### [WORK TO DO]
Does the Courtney Summers page support each statement below? Answer yes or no for each, and quote the page's deciding words exactly.
1. Her first novel won the 2009 Cybils Award for YA Fiction.
2. Fall for Anything received a starred review from Publishers Weekly.
3. All the Rage was her first novel published in hardcover.

### [PAGE EXCERPT]
- Born: 1986 (age 39–40) Belleville, Ontario
- Citizenship: Canada
- Occupation: Novelist
- Writing career
- Period: 2009 – present
- Genres: Young adult, Fiction
- Notable works: Cracked Up to Be (2008) This is Not a Test]] (2012) All the Rage (2015) Sadie (2018)
- Website: courtneysummers.ca

= Courtney Summers =

Canadian young adult fiction author

Courtney Summers (born 1986 in Belleville, Ontario, Canada) is a Canadian writer of young adult fiction. Her most famous known works are Cracked Up to Be (2008), This Is Not a Test (2012) and All the Rage (2015).

==Career==

Her first novel, Cracked Up to Be, was published in December 2008 and was the 2009 Cybils Award winner for YA Fiction. Her sophomore novel, Some Girls Are, was published in January 2010. It received reviews from Kirkus Reviews, Publishers Weekly, and School Library Journal, and was a 2010 Goodreads Choice Awards nominee in the YA Fiction category.

Her third novel, Fall for Anything, was published in December 2010 and received starred reviews from Kirkus Reviews and Booklist.

This Is Not a Test was published June 2012 and is set during a zombie apocalypse. Prior to its release, all of Summers' novels were contemporary and realistic. This Is Not a Test received a starred review from Publishers Weekly.

Summers' fifth novel, All the Rage, was her hardcover debut and published in April 2015. It received reviews from Kirkus Reviews, Publishers Weekly and School Library Journal. It was also named a Spring 2015 Junior Library Guild Selection.

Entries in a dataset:

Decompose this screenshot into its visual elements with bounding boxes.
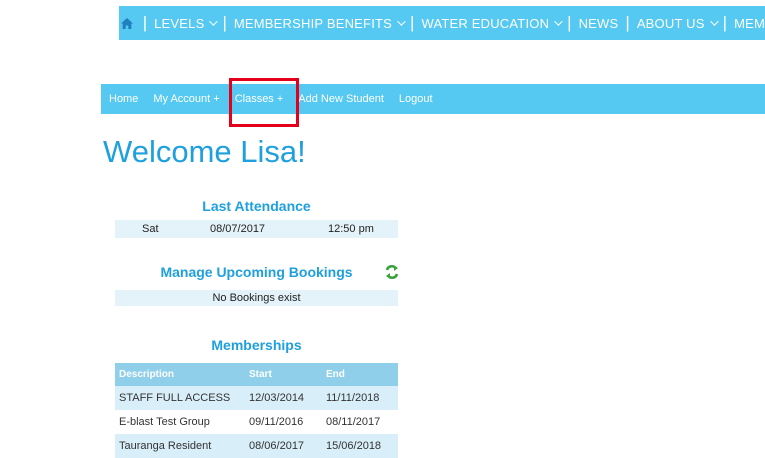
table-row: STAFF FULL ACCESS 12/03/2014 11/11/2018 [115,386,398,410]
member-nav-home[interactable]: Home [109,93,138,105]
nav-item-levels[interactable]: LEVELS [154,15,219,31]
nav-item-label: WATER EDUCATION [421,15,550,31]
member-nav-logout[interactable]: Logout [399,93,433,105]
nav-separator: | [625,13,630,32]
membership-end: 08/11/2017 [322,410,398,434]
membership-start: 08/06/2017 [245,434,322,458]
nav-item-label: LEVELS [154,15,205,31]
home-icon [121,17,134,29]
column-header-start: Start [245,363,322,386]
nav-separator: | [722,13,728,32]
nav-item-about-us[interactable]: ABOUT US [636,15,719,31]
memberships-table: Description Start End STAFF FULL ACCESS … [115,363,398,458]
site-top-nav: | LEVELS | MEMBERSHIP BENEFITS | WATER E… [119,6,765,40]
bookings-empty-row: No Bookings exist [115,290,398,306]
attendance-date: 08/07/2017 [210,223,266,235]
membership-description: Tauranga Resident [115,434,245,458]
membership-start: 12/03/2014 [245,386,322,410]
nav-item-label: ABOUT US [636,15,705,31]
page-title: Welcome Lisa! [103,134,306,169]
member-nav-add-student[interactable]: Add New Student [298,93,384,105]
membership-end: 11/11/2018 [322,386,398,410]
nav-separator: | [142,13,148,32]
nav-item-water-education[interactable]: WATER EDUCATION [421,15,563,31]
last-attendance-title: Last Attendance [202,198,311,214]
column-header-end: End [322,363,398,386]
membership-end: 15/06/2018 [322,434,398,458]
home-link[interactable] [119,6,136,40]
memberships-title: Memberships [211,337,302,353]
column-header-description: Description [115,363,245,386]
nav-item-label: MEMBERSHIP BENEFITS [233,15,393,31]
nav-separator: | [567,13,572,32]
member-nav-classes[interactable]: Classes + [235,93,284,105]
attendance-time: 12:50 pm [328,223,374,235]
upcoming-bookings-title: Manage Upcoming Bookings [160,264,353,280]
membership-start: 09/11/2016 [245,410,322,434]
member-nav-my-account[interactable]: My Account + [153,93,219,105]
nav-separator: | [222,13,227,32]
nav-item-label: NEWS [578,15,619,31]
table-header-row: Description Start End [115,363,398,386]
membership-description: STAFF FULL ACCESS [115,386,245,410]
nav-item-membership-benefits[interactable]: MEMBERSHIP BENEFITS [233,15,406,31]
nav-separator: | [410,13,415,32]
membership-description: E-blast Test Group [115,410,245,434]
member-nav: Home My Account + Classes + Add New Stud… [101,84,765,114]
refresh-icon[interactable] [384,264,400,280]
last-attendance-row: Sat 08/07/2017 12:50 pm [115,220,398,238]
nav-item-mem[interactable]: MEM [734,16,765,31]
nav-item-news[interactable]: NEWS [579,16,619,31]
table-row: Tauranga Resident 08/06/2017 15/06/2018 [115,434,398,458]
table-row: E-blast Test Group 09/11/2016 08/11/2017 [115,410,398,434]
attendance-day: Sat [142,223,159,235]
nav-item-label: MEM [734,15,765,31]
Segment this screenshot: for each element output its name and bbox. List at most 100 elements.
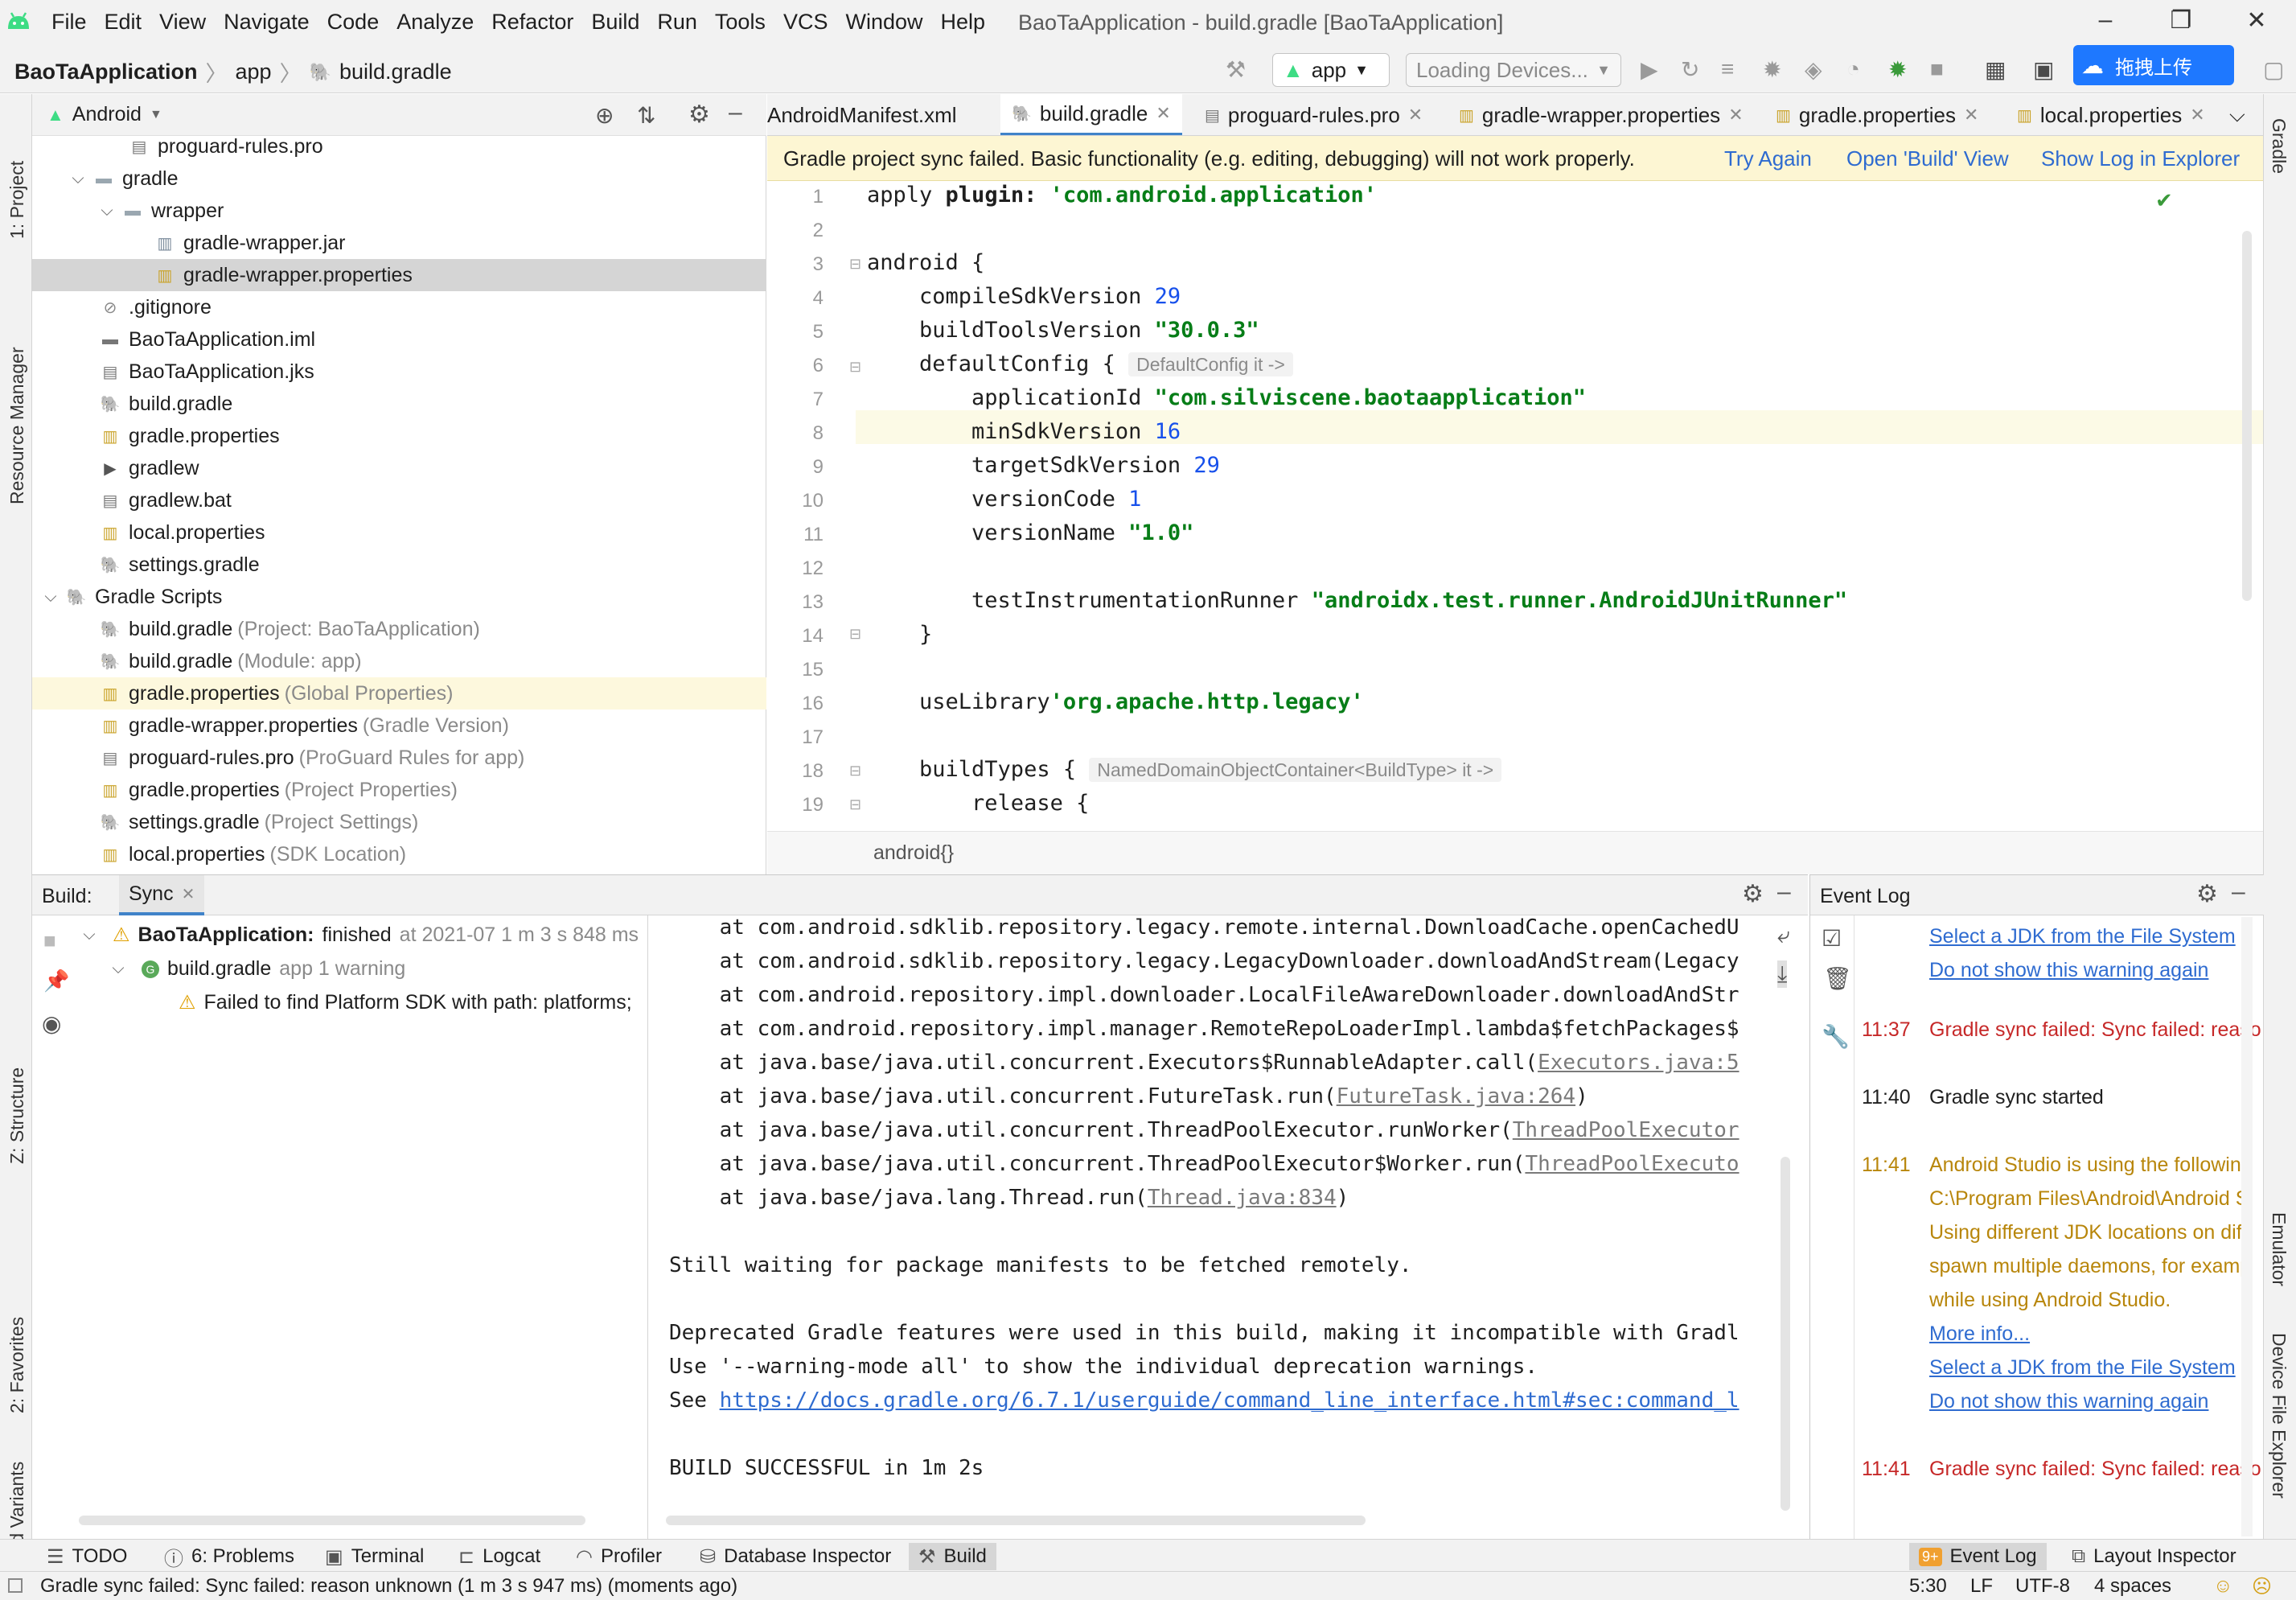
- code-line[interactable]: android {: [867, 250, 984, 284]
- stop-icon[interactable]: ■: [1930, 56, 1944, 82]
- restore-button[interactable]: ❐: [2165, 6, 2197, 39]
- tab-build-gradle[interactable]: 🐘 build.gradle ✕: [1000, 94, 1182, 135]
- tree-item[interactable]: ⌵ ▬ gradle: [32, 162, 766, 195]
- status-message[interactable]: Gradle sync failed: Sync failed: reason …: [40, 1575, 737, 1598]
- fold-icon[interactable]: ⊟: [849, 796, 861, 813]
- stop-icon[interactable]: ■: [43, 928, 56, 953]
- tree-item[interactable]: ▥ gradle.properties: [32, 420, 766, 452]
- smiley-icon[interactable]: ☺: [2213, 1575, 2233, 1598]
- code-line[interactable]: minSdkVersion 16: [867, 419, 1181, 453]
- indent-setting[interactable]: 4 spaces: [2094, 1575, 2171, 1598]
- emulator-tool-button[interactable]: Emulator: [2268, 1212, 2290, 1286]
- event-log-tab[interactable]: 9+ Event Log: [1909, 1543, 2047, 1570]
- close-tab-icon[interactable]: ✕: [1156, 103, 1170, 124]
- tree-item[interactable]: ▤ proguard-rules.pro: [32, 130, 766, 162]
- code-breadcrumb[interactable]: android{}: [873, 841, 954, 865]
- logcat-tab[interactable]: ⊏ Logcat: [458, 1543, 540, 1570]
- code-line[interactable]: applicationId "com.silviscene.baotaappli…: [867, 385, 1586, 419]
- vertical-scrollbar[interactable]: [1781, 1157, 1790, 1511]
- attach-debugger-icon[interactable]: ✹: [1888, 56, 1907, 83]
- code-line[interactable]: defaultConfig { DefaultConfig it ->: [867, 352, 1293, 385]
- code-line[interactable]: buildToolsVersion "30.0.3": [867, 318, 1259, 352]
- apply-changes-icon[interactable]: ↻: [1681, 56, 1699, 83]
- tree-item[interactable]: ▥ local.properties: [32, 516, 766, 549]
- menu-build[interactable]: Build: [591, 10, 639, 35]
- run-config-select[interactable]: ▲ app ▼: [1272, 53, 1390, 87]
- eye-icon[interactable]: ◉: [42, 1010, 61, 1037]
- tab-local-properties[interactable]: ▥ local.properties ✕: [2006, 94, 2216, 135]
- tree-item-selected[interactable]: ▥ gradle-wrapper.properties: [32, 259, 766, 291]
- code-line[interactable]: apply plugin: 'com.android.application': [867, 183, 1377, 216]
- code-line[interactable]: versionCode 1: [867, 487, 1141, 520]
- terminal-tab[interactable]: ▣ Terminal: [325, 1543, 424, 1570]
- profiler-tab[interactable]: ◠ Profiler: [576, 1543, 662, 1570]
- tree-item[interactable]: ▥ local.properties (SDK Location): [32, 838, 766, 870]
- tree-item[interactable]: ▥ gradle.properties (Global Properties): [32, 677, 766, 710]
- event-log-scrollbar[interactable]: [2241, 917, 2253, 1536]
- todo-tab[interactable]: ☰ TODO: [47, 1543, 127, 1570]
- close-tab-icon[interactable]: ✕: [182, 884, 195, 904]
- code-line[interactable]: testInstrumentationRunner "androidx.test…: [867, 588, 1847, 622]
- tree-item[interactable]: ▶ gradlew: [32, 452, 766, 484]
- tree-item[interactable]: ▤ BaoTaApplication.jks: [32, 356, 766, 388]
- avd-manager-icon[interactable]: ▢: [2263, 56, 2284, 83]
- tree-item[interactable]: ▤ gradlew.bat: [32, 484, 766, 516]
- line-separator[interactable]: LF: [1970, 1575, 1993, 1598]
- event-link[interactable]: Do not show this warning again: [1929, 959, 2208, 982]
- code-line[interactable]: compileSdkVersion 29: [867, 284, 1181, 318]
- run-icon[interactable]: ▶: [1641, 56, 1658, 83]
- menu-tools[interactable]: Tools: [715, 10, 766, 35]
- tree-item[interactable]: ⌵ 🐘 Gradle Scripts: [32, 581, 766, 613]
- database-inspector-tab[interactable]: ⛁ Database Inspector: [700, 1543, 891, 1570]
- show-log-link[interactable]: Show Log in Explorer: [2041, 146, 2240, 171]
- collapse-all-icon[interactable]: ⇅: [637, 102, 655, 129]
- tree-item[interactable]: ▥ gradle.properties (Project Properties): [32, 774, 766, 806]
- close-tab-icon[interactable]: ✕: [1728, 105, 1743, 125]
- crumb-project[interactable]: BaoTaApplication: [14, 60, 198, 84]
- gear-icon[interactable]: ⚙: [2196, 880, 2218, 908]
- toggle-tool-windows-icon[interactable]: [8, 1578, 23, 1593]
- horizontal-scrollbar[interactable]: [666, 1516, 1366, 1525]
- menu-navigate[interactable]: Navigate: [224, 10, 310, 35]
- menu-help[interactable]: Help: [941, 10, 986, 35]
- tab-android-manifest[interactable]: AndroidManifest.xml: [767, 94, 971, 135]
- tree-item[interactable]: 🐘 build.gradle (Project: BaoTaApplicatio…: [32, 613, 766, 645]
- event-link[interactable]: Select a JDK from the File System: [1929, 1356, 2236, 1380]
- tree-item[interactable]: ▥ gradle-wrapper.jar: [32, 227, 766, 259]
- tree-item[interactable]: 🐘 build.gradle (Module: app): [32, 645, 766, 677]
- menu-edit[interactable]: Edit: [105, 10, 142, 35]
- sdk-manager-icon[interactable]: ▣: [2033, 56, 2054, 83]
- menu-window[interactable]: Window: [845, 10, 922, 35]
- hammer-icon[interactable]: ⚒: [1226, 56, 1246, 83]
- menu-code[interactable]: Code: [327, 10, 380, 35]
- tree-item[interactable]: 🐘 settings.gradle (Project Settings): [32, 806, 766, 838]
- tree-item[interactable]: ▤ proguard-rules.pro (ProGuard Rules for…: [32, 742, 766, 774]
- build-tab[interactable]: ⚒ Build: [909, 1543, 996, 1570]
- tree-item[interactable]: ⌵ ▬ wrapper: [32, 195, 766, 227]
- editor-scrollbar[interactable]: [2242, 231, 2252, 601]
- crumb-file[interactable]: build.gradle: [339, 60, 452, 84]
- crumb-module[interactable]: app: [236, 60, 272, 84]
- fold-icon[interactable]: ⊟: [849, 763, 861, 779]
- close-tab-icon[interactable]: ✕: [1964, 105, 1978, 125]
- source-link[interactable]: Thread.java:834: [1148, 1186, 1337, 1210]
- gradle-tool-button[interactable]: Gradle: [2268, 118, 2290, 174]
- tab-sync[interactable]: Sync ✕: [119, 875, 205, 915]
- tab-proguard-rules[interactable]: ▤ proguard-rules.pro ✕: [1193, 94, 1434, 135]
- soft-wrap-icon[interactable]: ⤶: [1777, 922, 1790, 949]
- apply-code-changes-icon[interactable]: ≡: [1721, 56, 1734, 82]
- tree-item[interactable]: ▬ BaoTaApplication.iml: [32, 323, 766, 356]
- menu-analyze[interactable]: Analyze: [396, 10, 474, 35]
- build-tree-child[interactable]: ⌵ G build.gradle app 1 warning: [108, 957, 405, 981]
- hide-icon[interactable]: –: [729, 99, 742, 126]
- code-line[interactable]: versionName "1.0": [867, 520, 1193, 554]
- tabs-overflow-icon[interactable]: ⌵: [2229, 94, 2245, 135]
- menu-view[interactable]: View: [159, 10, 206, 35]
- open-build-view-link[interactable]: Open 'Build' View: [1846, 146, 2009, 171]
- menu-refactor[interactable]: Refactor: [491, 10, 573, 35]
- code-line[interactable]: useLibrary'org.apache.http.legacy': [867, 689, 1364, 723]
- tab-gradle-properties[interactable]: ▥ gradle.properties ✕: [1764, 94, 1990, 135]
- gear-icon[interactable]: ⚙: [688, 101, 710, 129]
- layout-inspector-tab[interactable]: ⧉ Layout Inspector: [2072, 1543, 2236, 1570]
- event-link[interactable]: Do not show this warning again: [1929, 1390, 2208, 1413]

### [EXERCISE ANSWER]
1. Yes: "was the 2009 Cybils Award winner for YA Fiction"
2. No: "received starred reviews from Kirkus Reviews and Booklist"
3. Yes: "was her hardcover debut"